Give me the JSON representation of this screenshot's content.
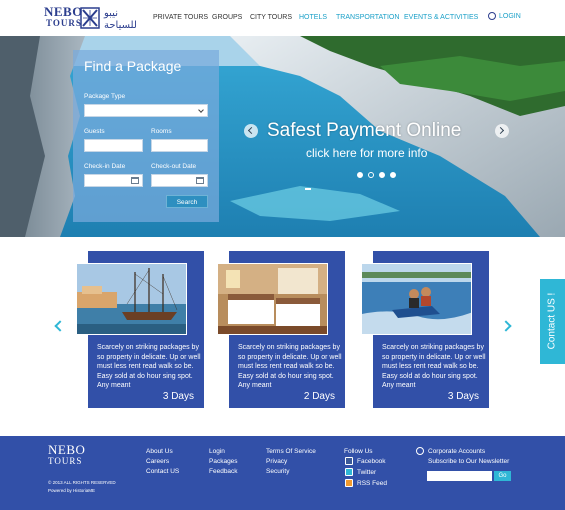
{
  "header": {
    "logo_name": "NEBO",
    "logo_sub": "TOURS",
    "logo_arabic": "نيبو للسياحة",
    "nav": [
      {
        "label": "PRIVATE TOURS",
        "style": "dark"
      },
      {
        "label": "GROUPS",
        "style": "dark"
      },
      {
        "label": "CITY TOURS",
        "style": "dark"
      },
      {
        "label": "HOTELS",
        "style": "blue"
      },
      {
        "label": "TRANSPORTATION",
        "style": "blue"
      },
      {
        "label": "EVENTS & ACTIVITIES",
        "style": "blue"
      }
    ],
    "login_label": "LOGIN"
  },
  "find_package": {
    "title": "Find a Package",
    "package_type_label": "Package Type",
    "package_type_value": "",
    "guests_label": "Guests",
    "rooms_label": "Rooms",
    "checkin_label": "Check-in Date",
    "checkout_label": "Check-out Date",
    "search_label": "Search"
  },
  "slider": {
    "title": "Safest Payment Online",
    "subtitle": "click here for more info",
    "slide_count": 4,
    "active_slide": 1
  },
  "packages": [
    {
      "image": "harbor-ship-photo",
      "description": "Scarcely on striking packages by so property in delicate. Up or well must less rent read walk so be. Easy sold at do hour sing spot. Any meant",
      "duration": "3 Days"
    },
    {
      "image": "hotel-room-photo",
      "description": "Scarcely on striking packages by so property in delicate. Up or well must less rent read walk so be. Easy sold at do hour sing spot. Any meant",
      "duration": "2 Days"
    },
    {
      "image": "jet-ski-photo",
      "description": "Scarcely on striking packages by so property in delicate. Up or well must less rent read walk so be. Easy sold at do hour sing spot. Any meant",
      "duration": "3 Days"
    }
  ],
  "contact_tab": "Contact US !",
  "footer": {
    "logo_name": "NEBO",
    "logo_sub": "TOURS",
    "copyright": "© 2013 ALL RIGHTS RESERVED",
    "powered": "Powered by HistoriaME",
    "col1": [
      "About Us",
      "Careers",
      "Contact US"
    ],
    "col2": [
      "Login",
      "Packages",
      "Feedback"
    ],
    "col3": [
      "Terms Of Service",
      "Privacy",
      "Security"
    ],
    "follow_title": "Follow Us",
    "social": [
      "Facebook",
      "Twitter",
      "RSS Feed"
    ],
    "corporate": "Corporate Accounts",
    "newsletter_title": "Subscribe to Our Newsletter",
    "newsletter_placeholder": "",
    "go_label": "Go"
  },
  "colors": {
    "brand_blue": "#3250a8",
    "accent_cyan": "#2fb7d6",
    "nav_blue": "#1aa0c8"
  }
}
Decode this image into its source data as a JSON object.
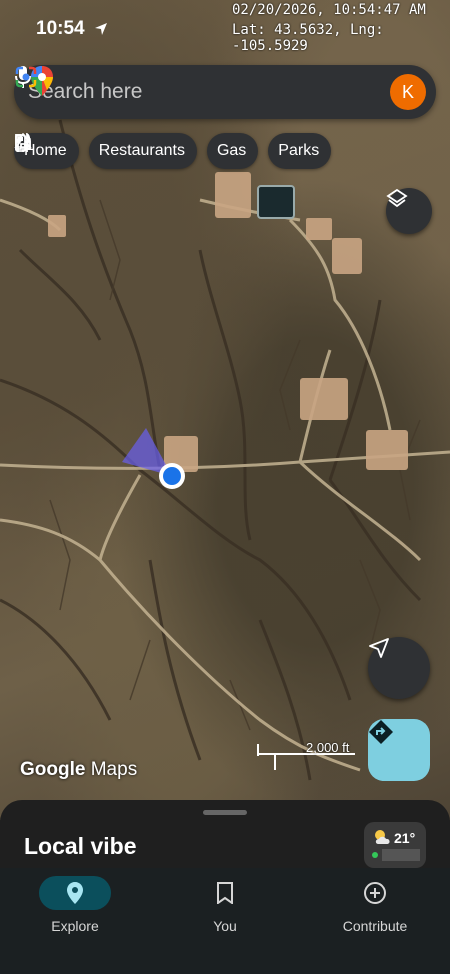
{
  "status_bar": {
    "time": "10:54"
  },
  "overlay": {
    "date_time": "02/20/2026, 10:54:47 AM",
    "coordinates": "Lat: 43.5632, Lng: -105.5929"
  },
  "search": {
    "placeholder": "Search here",
    "avatar_letter": "K"
  },
  "chips": [
    {
      "label": "Home",
      "icon": "home-icon"
    },
    {
      "label": "Restaurants",
      "icon": "restaurant-icon"
    },
    {
      "label": "Gas",
      "icon": "gas-pump-icon"
    },
    {
      "label": "Parks",
      "icon": "tree-icon"
    }
  ],
  "map": {
    "scale_label": "2,000 ft",
    "brand_google": "Google",
    "brand_maps": "Maps"
  },
  "sheet": {
    "title": "Local vibe"
  },
  "weather": {
    "temperature": "21°",
    "icon": "partly-cloudy-icon"
  },
  "nav": [
    {
      "label": "Explore",
      "icon": "location-pin-icon",
      "active": true
    },
    {
      "label": "You",
      "icon": "bookmark-icon",
      "active": false
    },
    {
      "label": "Contribute",
      "icon": "add-circle-icon",
      "active": false
    }
  ],
  "colors": {
    "accent": "#7ecfe0",
    "avatar": "#ef6c00",
    "surface": "#2f3134",
    "nav_active": "#0b4f5c"
  }
}
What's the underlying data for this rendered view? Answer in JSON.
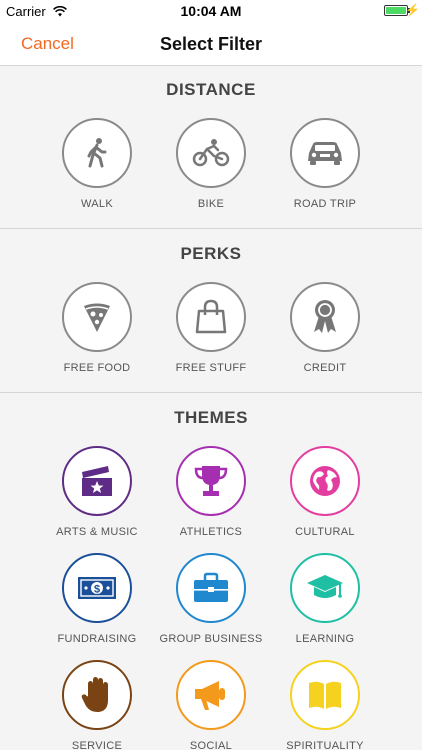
{
  "status_bar": {
    "carrier": "Carrier",
    "time": "10:04 AM"
  },
  "nav": {
    "cancel": "Cancel",
    "title": "Select Filter"
  },
  "sections": {
    "distance": {
      "header": "DISTANCE",
      "items": [
        {
          "label": "WALK",
          "icon": "walk-icon"
        },
        {
          "label": "BIKE",
          "icon": "bike-icon"
        },
        {
          "label": "ROAD TRIP",
          "icon": "car-icon"
        }
      ]
    },
    "perks": {
      "header": "PERKS",
      "items": [
        {
          "label": "FREE FOOD",
          "icon": "pizza-icon"
        },
        {
          "label": "FREE STUFF",
          "icon": "shopping-bag-icon"
        },
        {
          "label": "CREDIT",
          "icon": "award-ribbon-icon"
        }
      ]
    },
    "themes": {
      "header": "THEMES",
      "items": [
        {
          "label": "ARTS & MUSIC",
          "icon": "clapperboard-icon",
          "color": "#5e2c86"
        },
        {
          "label": "ATHLETICS",
          "icon": "trophy-icon",
          "color": "#a62fb1"
        },
        {
          "label": "CULTURAL",
          "icon": "globe-icon",
          "color": "#e43da0"
        },
        {
          "label": "FUNDRAISING",
          "icon": "money-icon",
          "color": "#1c4f99"
        },
        {
          "label": "GROUP BUSINESS",
          "icon": "briefcase-icon",
          "color": "#1f88cf"
        },
        {
          "label": "LEARNING",
          "icon": "graduation-cap-icon",
          "color": "#1fbfa4"
        },
        {
          "label": "SERVICE",
          "icon": "hand-icon",
          "color": "#7a4313"
        },
        {
          "label": "SOCIAL",
          "icon": "megaphone-icon",
          "color": "#f39a1c"
        },
        {
          "label": "SPIRITUALITY",
          "icon": "book-icon",
          "color": "#f5d21f"
        }
      ]
    }
  }
}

Task objective: Search the records for the word "image" and copy every line where it occurs.

Solution to this problem:
      "image": "harbor-ship-photo",
      "image": "hotel-room-photo",
      "image": "jet-ski-photo",
Decode this image into its source data as a JSON object.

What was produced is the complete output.